What the exercise asks:
Set down the whole listing verbatim.

Task material:
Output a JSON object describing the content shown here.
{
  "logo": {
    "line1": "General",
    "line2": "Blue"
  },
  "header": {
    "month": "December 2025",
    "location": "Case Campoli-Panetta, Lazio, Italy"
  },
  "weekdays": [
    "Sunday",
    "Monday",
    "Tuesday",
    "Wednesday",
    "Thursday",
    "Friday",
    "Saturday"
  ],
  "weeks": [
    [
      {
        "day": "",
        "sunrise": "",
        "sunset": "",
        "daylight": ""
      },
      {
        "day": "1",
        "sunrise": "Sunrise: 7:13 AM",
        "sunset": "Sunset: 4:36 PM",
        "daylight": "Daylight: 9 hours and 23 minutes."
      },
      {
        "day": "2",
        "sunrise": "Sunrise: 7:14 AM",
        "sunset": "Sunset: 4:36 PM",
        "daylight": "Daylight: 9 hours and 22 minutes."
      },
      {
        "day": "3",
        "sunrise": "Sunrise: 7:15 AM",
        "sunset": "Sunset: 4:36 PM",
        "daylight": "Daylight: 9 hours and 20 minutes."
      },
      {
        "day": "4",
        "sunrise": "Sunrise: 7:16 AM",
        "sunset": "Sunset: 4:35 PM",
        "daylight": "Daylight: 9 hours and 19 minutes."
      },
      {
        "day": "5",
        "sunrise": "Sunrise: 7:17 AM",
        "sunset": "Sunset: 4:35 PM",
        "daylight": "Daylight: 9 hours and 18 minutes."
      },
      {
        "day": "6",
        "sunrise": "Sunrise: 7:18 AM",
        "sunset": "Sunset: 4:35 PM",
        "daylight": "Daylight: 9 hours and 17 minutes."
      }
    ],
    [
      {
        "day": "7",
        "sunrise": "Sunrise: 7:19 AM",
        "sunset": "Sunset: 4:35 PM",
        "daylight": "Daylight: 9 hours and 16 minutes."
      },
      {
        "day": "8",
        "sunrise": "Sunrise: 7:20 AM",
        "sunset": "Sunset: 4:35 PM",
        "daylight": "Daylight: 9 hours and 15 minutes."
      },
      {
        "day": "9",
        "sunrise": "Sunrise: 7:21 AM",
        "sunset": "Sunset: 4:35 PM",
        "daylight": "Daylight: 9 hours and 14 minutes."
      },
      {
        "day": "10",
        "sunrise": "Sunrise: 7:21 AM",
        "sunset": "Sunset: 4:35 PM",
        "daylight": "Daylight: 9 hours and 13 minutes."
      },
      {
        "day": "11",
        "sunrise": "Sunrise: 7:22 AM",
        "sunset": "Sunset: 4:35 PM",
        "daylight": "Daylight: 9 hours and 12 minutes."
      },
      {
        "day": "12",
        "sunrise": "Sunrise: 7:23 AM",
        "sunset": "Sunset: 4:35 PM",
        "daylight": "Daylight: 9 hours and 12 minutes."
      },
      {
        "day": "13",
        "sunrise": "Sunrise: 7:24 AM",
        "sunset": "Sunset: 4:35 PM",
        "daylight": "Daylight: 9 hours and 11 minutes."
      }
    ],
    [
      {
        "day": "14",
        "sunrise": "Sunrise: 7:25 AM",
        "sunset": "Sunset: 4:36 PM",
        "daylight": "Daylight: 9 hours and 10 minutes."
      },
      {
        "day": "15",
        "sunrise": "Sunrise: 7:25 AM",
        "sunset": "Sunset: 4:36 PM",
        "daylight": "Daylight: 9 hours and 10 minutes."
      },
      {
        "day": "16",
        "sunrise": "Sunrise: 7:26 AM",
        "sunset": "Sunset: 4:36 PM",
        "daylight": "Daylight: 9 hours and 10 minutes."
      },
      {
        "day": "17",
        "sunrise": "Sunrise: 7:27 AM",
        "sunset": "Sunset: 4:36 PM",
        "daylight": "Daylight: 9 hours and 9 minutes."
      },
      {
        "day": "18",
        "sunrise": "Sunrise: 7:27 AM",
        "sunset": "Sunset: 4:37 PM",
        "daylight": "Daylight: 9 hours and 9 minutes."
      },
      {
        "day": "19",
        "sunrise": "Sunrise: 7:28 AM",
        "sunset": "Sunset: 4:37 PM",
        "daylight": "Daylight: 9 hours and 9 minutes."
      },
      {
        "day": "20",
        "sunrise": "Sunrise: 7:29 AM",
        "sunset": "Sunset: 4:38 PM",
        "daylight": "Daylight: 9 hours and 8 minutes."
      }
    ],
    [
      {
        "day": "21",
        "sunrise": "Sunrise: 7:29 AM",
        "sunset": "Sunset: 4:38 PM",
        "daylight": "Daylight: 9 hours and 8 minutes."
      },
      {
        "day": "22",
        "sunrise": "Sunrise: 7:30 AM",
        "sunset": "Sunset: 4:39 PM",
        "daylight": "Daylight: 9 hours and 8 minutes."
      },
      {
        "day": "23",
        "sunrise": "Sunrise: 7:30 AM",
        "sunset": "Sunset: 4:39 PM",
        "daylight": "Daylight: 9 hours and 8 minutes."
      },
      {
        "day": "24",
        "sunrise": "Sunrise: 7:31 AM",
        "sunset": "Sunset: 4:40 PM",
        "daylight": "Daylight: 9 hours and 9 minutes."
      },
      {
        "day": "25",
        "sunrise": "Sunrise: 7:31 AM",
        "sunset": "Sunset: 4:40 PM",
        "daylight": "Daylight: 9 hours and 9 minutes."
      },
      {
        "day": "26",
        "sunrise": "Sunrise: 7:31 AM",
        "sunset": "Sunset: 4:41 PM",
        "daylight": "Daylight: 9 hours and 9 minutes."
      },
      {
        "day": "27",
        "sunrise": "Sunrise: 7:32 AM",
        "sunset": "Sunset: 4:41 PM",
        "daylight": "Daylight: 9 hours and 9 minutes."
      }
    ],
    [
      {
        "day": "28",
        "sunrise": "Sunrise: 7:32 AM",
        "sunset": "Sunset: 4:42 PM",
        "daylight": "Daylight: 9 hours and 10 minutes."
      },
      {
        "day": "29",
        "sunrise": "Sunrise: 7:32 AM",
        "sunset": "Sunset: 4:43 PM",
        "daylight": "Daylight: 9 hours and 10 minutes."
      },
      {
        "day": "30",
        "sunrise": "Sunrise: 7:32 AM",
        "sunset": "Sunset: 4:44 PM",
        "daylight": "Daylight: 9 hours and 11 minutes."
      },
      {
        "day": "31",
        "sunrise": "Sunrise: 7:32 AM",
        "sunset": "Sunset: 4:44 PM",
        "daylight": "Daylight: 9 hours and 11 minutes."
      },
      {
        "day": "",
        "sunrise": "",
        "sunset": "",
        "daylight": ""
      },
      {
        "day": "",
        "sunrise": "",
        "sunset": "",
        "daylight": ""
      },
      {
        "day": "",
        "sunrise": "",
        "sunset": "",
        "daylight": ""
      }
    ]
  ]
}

Response to the exercise:
Output a JSON object describing the content shown here.
{
  "logo": {
    "line1": "General",
    "line2": "Blue"
  },
  "header": {
    "month": "December 2025",
    "location": "Case Campoli-Panetta, Lazio, Italy"
  },
  "weekdays": [
    "Sunday",
    "Monday",
    "Tuesday",
    "Wednesday",
    "Thursday",
    "Friday",
    "Saturday"
  ],
  "weeks": [
    [
      {
        "day": "",
        "sunrise": "",
        "sunset": "",
        "daylight": ""
      },
      {
        "day": "1",
        "sunrise": "Sunrise: 7:13 AM",
        "sunset": "Sunset: 4:36 PM",
        "daylight": "Daylight: 9 hours and 23 minutes."
      },
      {
        "day": "2",
        "sunrise": "Sunrise: 7:14 AM",
        "sunset": "Sunset: 4:36 PM",
        "daylight": "Daylight: 9 hours and 22 minutes."
      },
      {
        "day": "3",
        "sunrise": "Sunrise: 7:15 AM",
        "sunset": "Sunset: 4:36 PM",
        "daylight": "Daylight: 9 hours and 20 minutes."
      },
      {
        "day": "4",
        "sunrise": "Sunrise: 7:16 AM",
        "sunset": "Sunset: 4:35 PM",
        "daylight": "Daylight: 9 hours and 19 minutes."
      },
      {
        "day": "5",
        "sunrise": "Sunrise: 7:17 AM",
        "sunset": "Sunset: 4:35 PM",
        "daylight": "Daylight: 9 hours and 18 minutes."
      },
      {
        "day": "6",
        "sunrise": "Sunrise: 7:18 AM",
        "sunset": "Sunset: 4:35 PM",
        "daylight": "Daylight: 9 hours and 17 minutes."
      }
    ],
    [
      {
        "day": "7",
        "sunrise": "Sunrise: 7:19 AM",
        "sunset": "Sunset: 4:35 PM",
        "daylight": "Daylight: 9 hours and 16 minutes."
      },
      {
        "day": "8",
        "sunrise": "Sunrise: 7:20 AM",
        "sunset": "Sunset: 4:35 PM",
        "daylight": "Daylight: 9 hours and 15 minutes."
      },
      {
        "day": "9",
        "sunrise": "Sunrise: 7:21 AM",
        "sunset": "Sunset: 4:35 PM",
        "daylight": "Daylight: 9 hours and 14 minutes."
      },
      {
        "day": "10",
        "sunrise": "Sunrise: 7:21 AM",
        "sunset": "Sunset: 4:35 PM",
        "daylight": "Daylight: 9 hours and 13 minutes."
      },
      {
        "day": "11",
        "sunrise": "Sunrise: 7:22 AM",
        "sunset": "Sunset: 4:35 PM",
        "daylight": "Daylight: 9 hours and 12 minutes."
      },
      {
        "day": "12",
        "sunrise": "Sunrise: 7:23 AM",
        "sunset": "Sunset: 4:35 PM",
        "daylight": "Daylight: 9 hours and 12 minutes."
      },
      {
        "day": "13",
        "sunrise": "Sunrise: 7:24 AM",
        "sunset": "Sunset: 4:35 PM",
        "daylight": "Daylight: 9 hours and 11 minutes."
      }
    ],
    [
      {
        "day": "14",
        "sunrise": "Sunrise: 7:25 AM",
        "sunset": "Sunset: 4:36 PM",
        "daylight": "Daylight: 9 hours and 10 minutes."
      },
      {
        "day": "15",
        "sunrise": "Sunrise: 7:25 AM",
        "sunset": "Sunset: 4:36 PM",
        "daylight": "Daylight: 9 hours and 10 minutes."
      },
      {
        "day": "16",
        "sunrise": "Sunrise: 7:26 AM",
        "sunset": "Sunset: 4:36 PM",
        "daylight": "Daylight: 9 hours and 10 minutes."
      },
      {
        "day": "17",
        "sunrise": "Sunrise: 7:27 AM",
        "sunset": "Sunset: 4:36 PM",
        "daylight": "Daylight: 9 hours and 9 minutes."
      },
      {
        "day": "18",
        "sunrise": "Sunrise: 7:27 AM",
        "sunset": "Sunset: 4:37 PM",
        "daylight": "Daylight: 9 hours and 9 minutes."
      },
      {
        "day": "19",
        "sunrise": "Sunrise: 7:28 AM",
        "sunset": "Sunset: 4:37 PM",
        "daylight": "Daylight: 9 hours and 9 minutes."
      },
      {
        "day": "20",
        "sunrise": "Sunrise: 7:29 AM",
        "sunset": "Sunset: 4:38 PM",
        "daylight": "Daylight: 9 hours and 8 minutes."
      }
    ],
    [
      {
        "day": "21",
        "sunrise": "Sunrise: 7:29 AM",
        "sunset": "Sunset: 4:38 PM",
        "daylight": "Daylight: 9 hours and 8 minutes."
      },
      {
        "day": "22",
        "sunrise": "Sunrise: 7:30 AM",
        "sunset": "Sunset: 4:39 PM",
        "daylight": "Daylight: 9 hours and 8 minutes."
      },
      {
        "day": "23",
        "sunrise": "Sunrise: 7:30 AM",
        "sunset": "Sunset: 4:39 PM",
        "daylight": "Daylight: 9 hours and 8 minutes."
      },
      {
        "day": "24",
        "sunrise": "Sunrise: 7:31 AM",
        "sunset": "Sunset: 4:40 PM",
        "daylight": "Daylight: 9 hours and 9 minutes."
      },
      {
        "day": "25",
        "sunrise": "Sunrise: 7:31 AM",
        "sunset": "Sunset: 4:40 PM",
        "daylight": "Daylight: 9 hours and 9 minutes."
      },
      {
        "day": "26",
        "sunrise": "Sunrise: 7:31 AM",
        "sunset": "Sunset: 4:41 PM",
        "daylight": "Daylight: 9 hours and 9 minutes."
      },
      {
        "day": "27",
        "sunrise": "Sunrise: 7:32 AM",
        "sunset": "Sunset: 4:41 PM",
        "daylight": "Daylight: 9 hours and 9 minutes."
      }
    ],
    [
      {
        "day": "28",
        "sunrise": "Sunrise: 7:32 AM",
        "sunset": "Sunset: 4:42 PM",
        "daylight": "Daylight: 9 hours and 10 minutes."
      },
      {
        "day": "29",
        "sunrise": "Sunrise: 7:32 AM",
        "sunset": "Sunset: 4:43 PM",
        "daylight": "Daylight: 9 hours and 10 minutes."
      },
      {
        "day": "30",
        "sunrise": "Sunrise: 7:32 AM",
        "sunset": "Sunset: 4:44 PM",
        "daylight": "Daylight: 9 hours and 11 minutes."
      },
      {
        "day": "31",
        "sunrise": "Sunrise: 7:32 AM",
        "sunset": "Sunset: 4:44 PM",
        "daylight": "Daylight: 9 hours and 11 minutes."
      },
      {
        "day": "",
        "sunrise": "",
        "sunset": "",
        "daylight": ""
      },
      {
        "day": "",
        "sunrise": "",
        "sunset": "",
        "daylight": ""
      },
      {
        "day": "",
        "sunrise": "",
        "sunset": "",
        "daylight": ""
      }
    ]
  ]
}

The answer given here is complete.